- **WHAT YOU WILL DO**
Search the data for the word "JSON". Reproduce every line where it is found.
◆ ◆ ◆ ◆ ◆ ◆ ◆
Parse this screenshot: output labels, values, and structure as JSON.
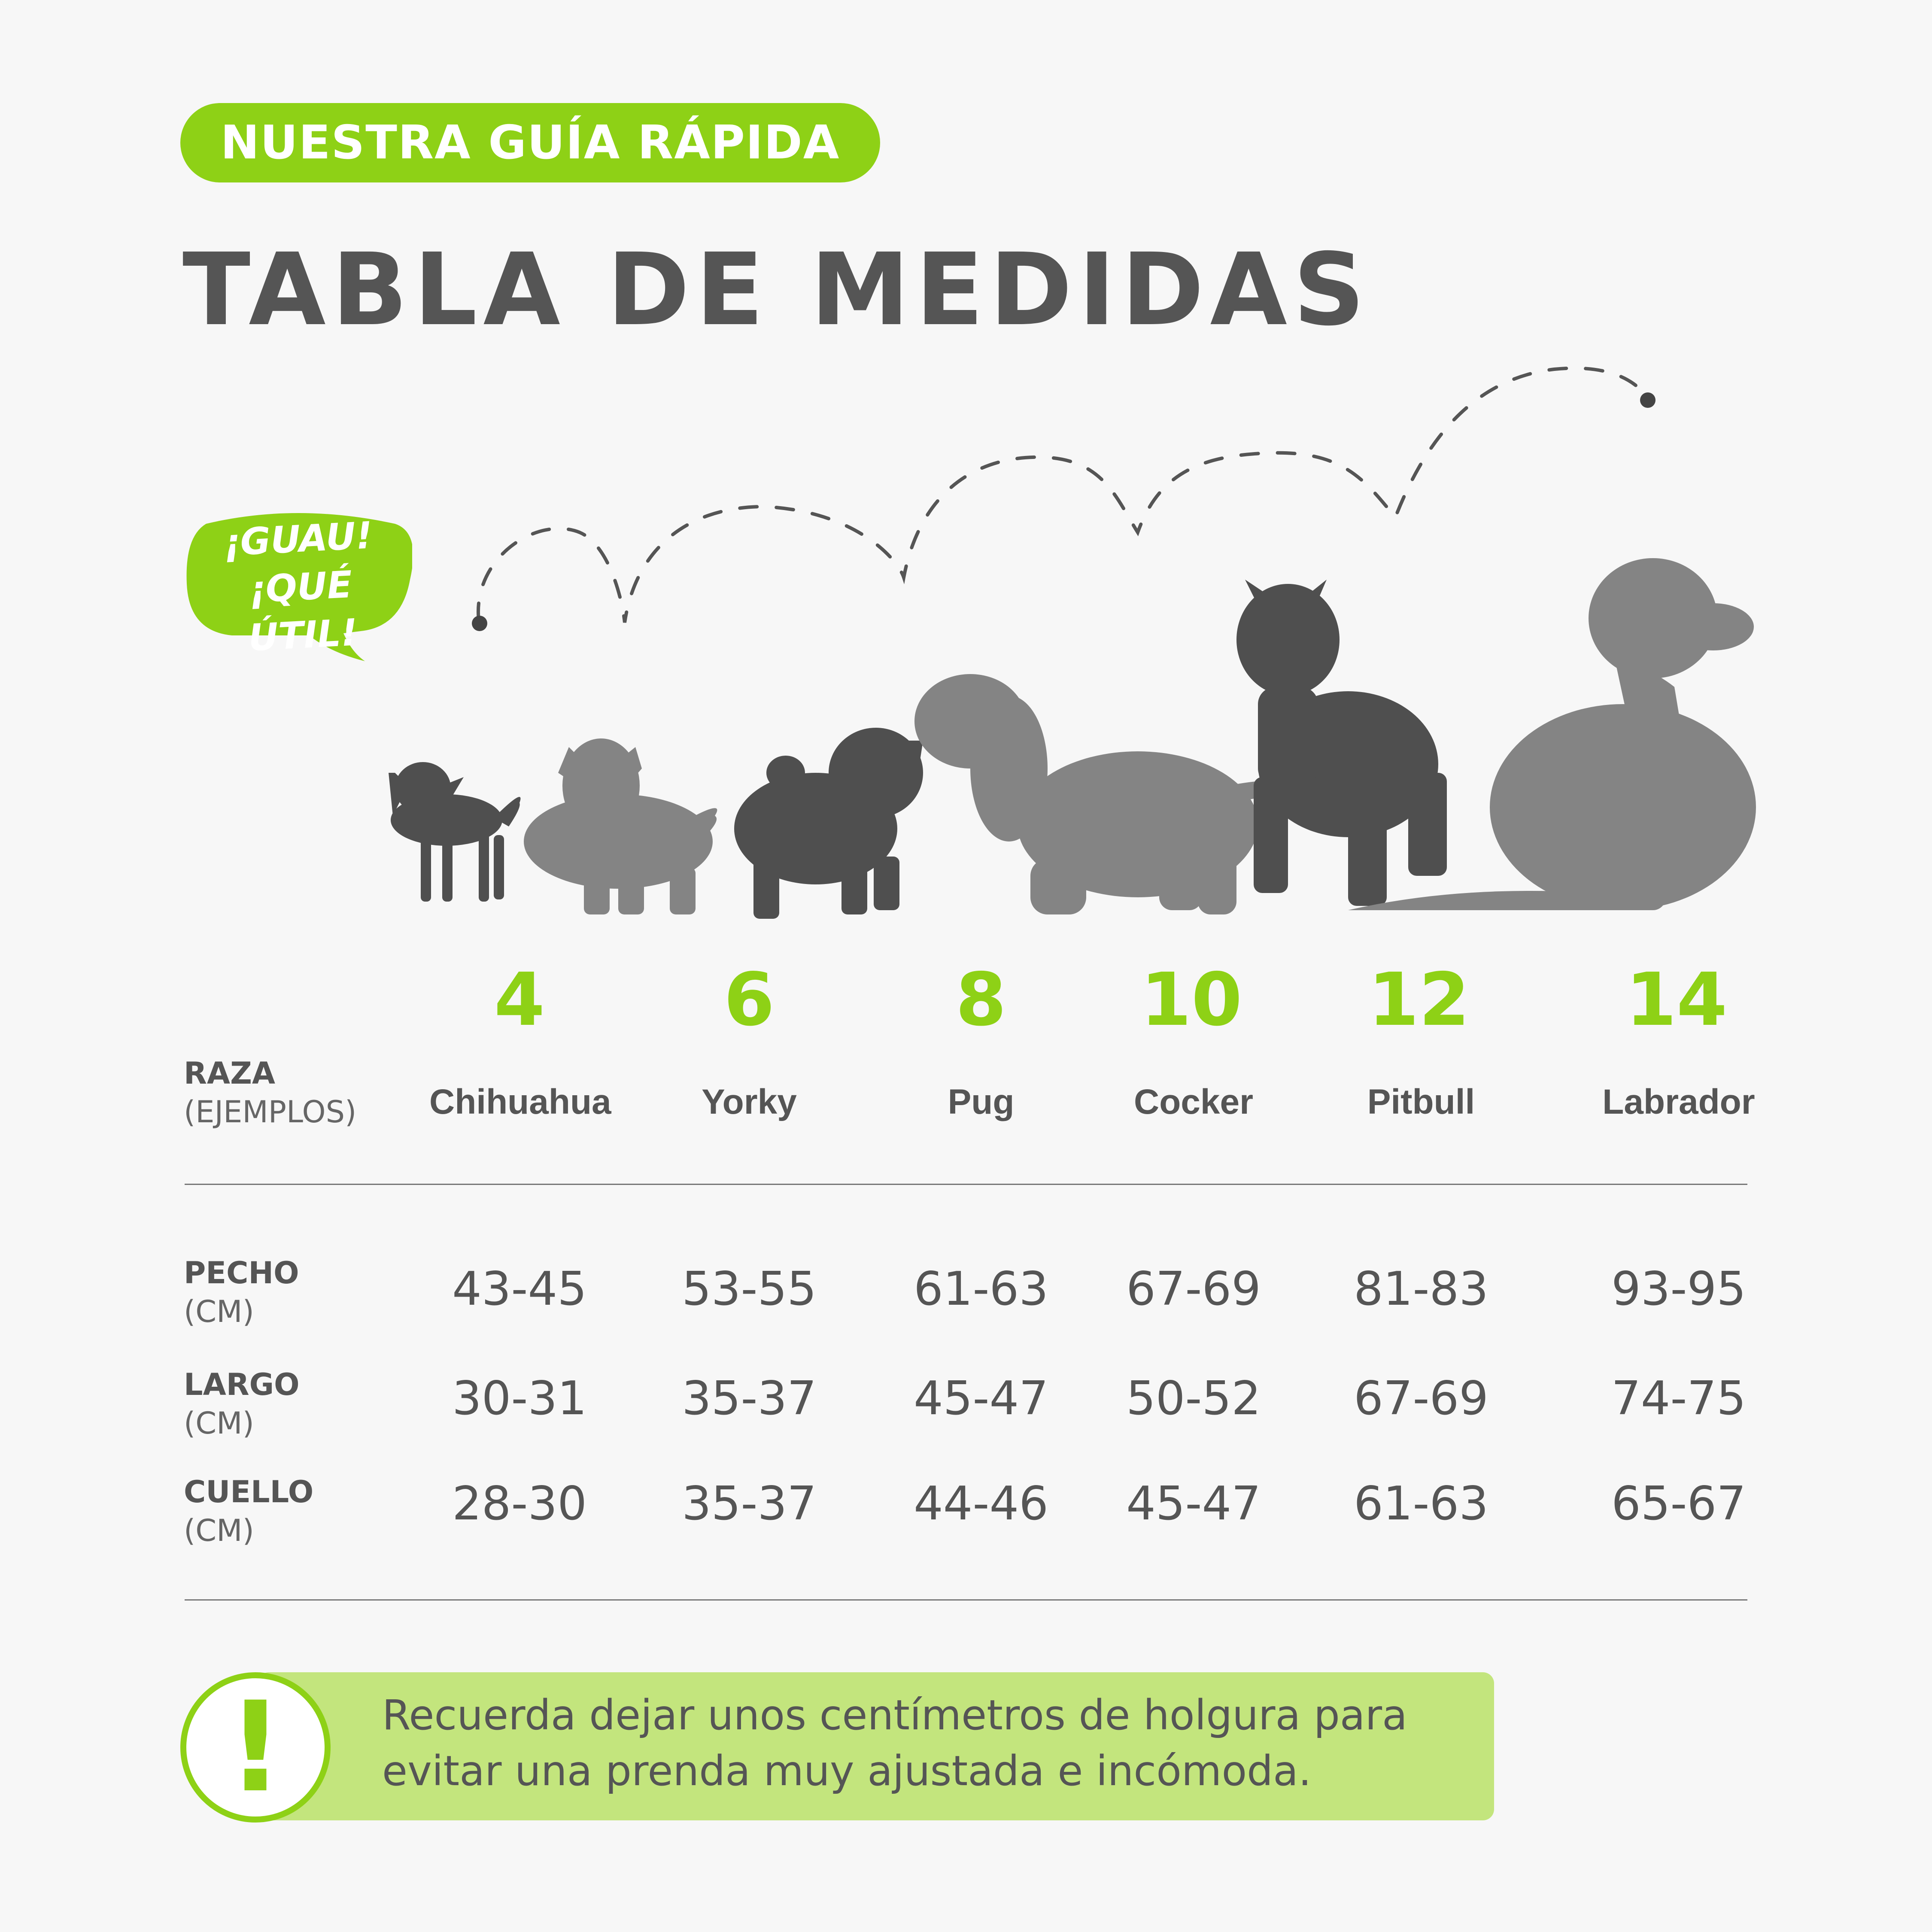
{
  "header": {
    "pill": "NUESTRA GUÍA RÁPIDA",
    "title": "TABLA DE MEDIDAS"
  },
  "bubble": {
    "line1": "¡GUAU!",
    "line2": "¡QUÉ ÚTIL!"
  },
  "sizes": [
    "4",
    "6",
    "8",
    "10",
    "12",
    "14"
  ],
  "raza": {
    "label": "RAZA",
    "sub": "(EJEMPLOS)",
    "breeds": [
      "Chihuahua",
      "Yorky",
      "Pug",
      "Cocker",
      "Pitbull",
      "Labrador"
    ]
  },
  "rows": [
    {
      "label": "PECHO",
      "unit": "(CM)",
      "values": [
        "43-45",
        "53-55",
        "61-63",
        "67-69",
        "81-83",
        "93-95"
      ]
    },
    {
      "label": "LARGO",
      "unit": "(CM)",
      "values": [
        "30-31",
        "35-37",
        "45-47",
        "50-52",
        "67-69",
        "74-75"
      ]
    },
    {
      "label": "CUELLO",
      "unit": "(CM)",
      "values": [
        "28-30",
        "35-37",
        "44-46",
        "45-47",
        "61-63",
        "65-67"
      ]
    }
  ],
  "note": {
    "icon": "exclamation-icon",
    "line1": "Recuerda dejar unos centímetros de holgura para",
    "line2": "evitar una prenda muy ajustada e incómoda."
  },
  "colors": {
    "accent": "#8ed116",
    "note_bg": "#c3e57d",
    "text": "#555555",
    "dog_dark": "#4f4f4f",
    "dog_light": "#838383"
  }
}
◆ ◆ ◆ ◆ ◆ ◆ ◆
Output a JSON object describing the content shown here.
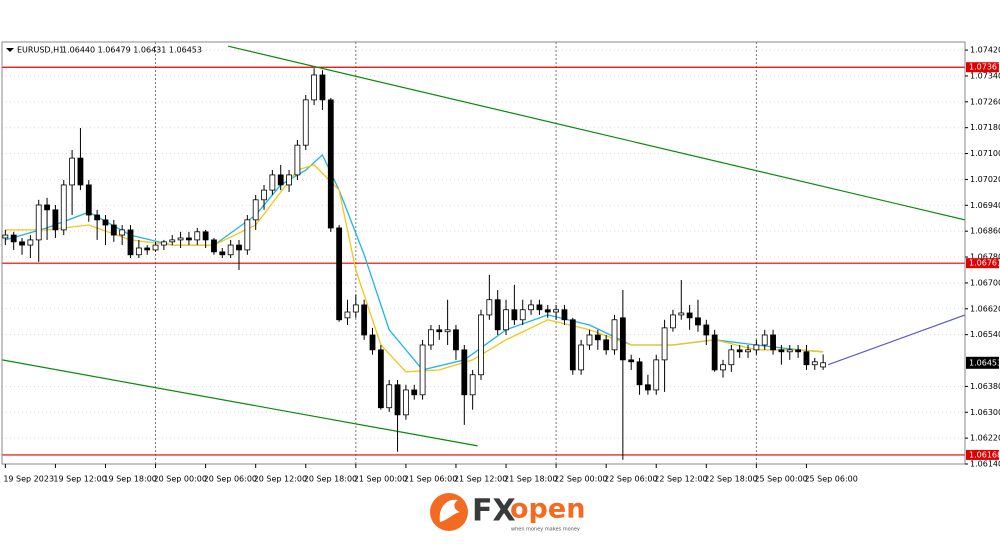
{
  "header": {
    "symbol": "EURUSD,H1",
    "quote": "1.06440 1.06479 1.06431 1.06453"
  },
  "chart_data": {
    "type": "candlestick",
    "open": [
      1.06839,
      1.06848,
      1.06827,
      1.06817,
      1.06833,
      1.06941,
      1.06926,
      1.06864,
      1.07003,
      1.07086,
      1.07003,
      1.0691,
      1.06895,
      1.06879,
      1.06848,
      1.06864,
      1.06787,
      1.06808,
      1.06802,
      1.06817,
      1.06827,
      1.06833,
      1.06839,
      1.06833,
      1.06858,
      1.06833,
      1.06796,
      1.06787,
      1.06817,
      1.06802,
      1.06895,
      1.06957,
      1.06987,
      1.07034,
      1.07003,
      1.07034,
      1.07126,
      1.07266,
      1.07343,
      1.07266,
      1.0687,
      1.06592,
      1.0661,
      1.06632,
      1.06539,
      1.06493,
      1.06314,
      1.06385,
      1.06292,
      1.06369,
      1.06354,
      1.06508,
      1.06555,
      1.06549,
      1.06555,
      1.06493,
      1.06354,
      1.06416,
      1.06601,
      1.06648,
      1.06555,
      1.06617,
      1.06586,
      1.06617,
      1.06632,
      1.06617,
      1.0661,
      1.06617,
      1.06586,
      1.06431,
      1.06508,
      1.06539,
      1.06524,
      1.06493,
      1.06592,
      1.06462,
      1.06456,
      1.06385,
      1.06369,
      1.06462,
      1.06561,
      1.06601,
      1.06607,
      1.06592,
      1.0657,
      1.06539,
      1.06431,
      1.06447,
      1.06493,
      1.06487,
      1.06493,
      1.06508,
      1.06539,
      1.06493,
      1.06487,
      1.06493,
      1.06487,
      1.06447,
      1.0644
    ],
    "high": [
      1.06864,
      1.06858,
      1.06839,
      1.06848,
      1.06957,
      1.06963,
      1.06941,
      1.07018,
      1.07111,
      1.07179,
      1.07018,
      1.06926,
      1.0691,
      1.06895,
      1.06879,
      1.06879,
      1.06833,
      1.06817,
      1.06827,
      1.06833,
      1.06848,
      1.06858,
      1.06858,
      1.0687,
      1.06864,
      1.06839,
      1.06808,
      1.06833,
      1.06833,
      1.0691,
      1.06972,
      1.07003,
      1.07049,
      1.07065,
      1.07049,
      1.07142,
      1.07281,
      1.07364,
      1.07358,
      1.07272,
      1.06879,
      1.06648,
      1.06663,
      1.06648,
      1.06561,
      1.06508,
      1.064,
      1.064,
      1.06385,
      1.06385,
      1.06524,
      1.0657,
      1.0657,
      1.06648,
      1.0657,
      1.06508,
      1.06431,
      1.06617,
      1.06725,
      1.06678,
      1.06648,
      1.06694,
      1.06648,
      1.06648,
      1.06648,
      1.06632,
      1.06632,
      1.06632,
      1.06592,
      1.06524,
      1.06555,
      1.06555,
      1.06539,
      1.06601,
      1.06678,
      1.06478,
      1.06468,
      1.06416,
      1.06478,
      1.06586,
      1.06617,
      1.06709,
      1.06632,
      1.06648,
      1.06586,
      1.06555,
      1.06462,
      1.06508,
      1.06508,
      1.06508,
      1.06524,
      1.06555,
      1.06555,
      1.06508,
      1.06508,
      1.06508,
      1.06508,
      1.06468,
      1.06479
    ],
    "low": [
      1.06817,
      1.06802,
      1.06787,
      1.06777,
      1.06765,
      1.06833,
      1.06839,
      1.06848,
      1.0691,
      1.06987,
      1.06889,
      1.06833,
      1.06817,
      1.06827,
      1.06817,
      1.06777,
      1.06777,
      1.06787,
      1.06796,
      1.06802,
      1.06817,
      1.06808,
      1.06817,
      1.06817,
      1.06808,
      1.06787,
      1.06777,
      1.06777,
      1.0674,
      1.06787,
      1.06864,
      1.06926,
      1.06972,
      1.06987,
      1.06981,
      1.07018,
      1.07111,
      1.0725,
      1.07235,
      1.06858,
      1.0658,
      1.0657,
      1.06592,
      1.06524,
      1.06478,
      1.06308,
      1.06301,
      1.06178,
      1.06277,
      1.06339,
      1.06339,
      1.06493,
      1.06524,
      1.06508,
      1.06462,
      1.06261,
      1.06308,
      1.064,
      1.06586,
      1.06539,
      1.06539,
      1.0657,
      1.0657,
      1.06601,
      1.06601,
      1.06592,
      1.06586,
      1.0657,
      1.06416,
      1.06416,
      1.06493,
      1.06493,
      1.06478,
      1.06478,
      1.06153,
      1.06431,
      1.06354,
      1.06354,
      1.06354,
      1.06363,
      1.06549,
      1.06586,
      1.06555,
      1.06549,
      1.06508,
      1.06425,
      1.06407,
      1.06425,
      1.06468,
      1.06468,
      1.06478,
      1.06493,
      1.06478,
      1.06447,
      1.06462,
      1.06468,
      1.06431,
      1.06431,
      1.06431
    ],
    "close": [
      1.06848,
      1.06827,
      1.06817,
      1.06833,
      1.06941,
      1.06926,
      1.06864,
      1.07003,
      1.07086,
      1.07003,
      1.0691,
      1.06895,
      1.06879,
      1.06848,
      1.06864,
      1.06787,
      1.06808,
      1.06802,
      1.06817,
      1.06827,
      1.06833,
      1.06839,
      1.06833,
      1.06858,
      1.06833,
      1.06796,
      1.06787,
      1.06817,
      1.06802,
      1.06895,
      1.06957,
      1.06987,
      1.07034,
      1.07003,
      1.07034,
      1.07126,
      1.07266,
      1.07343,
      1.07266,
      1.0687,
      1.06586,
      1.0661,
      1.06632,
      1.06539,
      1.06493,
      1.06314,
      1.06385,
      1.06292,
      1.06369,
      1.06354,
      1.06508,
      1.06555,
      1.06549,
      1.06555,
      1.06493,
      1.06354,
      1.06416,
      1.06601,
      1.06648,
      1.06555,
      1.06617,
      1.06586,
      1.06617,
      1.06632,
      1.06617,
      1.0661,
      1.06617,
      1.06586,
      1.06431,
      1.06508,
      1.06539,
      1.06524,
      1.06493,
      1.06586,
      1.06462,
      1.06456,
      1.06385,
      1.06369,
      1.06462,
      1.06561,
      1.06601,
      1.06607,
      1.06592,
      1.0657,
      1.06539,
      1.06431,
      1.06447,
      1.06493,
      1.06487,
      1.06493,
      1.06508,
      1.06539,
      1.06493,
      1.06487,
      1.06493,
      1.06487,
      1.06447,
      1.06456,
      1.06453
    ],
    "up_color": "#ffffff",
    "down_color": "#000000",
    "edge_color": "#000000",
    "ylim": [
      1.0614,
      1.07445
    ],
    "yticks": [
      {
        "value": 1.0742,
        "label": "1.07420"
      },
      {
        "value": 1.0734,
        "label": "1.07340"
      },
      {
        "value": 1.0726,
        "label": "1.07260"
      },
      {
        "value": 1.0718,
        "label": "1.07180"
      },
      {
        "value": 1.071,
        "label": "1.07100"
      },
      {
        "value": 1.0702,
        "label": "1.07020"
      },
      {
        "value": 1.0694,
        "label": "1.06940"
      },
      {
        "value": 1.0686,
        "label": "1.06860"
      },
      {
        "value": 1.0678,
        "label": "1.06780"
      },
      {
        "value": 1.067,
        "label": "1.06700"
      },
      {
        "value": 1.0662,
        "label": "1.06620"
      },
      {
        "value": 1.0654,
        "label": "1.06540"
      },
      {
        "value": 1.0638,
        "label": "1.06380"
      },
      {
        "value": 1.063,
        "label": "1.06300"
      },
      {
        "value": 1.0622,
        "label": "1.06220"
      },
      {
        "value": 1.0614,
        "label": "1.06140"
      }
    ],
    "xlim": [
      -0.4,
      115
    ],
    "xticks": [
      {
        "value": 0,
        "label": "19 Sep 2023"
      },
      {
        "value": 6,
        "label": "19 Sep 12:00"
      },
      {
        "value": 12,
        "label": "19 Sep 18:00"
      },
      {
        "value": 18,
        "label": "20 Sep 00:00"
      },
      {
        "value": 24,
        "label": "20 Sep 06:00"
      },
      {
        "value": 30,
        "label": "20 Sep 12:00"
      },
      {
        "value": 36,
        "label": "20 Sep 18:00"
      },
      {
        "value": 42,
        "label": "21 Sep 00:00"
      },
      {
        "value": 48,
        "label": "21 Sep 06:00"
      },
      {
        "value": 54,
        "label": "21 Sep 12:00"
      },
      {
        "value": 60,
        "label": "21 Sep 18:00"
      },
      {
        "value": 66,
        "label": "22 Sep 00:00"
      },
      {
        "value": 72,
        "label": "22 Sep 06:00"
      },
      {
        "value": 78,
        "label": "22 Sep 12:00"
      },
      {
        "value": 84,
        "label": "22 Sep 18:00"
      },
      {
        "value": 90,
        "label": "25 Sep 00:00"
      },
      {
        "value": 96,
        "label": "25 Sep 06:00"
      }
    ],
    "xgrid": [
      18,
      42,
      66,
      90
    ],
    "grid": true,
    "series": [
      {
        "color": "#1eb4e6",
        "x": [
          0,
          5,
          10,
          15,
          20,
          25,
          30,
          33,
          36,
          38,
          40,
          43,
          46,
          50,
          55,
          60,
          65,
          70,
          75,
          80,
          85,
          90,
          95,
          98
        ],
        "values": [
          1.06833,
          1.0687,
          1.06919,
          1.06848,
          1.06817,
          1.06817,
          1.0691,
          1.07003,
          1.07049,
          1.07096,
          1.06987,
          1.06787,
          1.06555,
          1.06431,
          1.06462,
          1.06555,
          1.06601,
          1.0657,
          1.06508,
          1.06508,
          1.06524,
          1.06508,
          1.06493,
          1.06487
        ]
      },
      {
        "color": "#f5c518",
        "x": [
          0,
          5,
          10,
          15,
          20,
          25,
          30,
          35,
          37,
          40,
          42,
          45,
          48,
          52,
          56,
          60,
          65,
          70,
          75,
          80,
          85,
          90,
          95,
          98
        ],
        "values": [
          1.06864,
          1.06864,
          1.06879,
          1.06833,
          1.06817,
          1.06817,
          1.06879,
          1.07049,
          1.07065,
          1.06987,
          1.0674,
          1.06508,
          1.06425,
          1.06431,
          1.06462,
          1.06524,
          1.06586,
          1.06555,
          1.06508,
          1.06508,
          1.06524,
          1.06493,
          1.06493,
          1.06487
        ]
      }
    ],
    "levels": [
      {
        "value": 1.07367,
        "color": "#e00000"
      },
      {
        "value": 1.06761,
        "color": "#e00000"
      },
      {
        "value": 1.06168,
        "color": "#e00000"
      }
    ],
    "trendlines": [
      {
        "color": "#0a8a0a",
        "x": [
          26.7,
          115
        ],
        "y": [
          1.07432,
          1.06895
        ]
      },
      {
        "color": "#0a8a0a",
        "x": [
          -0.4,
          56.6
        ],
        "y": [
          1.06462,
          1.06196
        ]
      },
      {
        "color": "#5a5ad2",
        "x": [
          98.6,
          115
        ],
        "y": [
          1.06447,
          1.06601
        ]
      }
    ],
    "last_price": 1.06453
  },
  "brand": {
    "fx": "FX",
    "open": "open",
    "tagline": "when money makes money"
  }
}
◆ ◆ ◆ ◆ ◆ ◆ ◆
- **RESULT FOR THIS EXERCISE**
Parse this screenshot: output labels, values, and structure as JSON.
Output a JSON object describing the content shown here.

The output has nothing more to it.